(Exercise directions)
Your task is to output the entries below word for word.
== Records for the exercise ==
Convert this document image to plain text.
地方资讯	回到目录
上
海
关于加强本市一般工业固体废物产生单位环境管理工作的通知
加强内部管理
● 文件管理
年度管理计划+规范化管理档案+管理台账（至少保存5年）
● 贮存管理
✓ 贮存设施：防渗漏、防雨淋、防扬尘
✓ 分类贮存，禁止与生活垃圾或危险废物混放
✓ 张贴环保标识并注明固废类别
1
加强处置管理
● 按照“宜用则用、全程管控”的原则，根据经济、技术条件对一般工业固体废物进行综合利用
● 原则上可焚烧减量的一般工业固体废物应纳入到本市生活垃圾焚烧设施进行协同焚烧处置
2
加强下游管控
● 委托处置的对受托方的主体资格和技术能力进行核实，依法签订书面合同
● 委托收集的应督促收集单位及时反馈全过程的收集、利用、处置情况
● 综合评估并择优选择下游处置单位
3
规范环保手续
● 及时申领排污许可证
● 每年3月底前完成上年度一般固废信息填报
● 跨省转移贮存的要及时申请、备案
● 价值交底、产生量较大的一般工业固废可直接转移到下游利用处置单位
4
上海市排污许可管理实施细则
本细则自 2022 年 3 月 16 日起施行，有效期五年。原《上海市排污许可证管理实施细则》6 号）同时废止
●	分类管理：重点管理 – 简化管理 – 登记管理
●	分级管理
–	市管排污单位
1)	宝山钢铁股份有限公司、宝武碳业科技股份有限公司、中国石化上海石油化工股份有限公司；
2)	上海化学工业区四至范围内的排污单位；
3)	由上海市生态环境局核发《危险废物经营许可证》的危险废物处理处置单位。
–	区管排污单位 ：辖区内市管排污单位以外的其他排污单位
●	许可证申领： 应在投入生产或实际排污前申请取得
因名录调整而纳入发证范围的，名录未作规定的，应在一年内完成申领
===
(The response)
Convert this document image to plain text.
地方资讯	回到目录
上
海
关于加强本市一般工业固体废物产生单位环境管理工作的通知
加强内部管理
● 文件管理
年度管理计划+规范化管理档案+管理台账（至少保存5年）
● 贮存管理
✓ 贮存设施：防渗漏、防雨淋、防扬尘
✓ 分类贮存，禁止与生活垃圾或危险废物混放
✓ 张贴环保标识并注明固废类别
1
加强处置管理
● 按照“宜用则用、全程管控”的原则，根据经济、技术条件对一般工业固体废物进行综合利用
● 原则上可焚烧减量的一般工业固体废物应纳入到本市生活垃圾焚烧设施进行协同焚烧处置
2
加强下游管控
● 委托处置的对受托方的主体资格和技术能力进行核实，依法签订书面合同
● 委托收集的应督促收集单位及时反馈全过程的收集、利用、处置情况
● 综合评估并择优选择下游处置单位
3
规范环保手续
● 及时申领排污许可证
● 每年3月底前完成上年度一般固废信息填报
● 跨省转移贮存的要及时申请、备案
● 价值交底、产生量较大的一般工业固废可直接转移到下游利用处置单位
4
上海市排污许可管理实施细则
本细则自 2022 年 3 月 16 日起施行，有效期五年。原《上海市排污许可证管理实施细则》6 号）同时废止
●	分类管理：重点管理 – 简化管理 – 登记管理
●	分级管理
–	市管排污单位
1)	宝山钢铁股份有限公司、宝武碳业科技股份有限公司、中国石化上海石油化工股份有限公司；
2)	上海化学工业区四至范围内的排污单位；
3)	由上海市生态环境局核发《危险废物经营许可证》的危险废物处理处置单位。
–	区管排污单位 ：辖区内市管排污单位以外的其他排污单位
●	许可证申领： 应在投入生产或实际排污前申请取得
因名录调整而纳入发证范围的，名录未作规定的，应在一年内完成申领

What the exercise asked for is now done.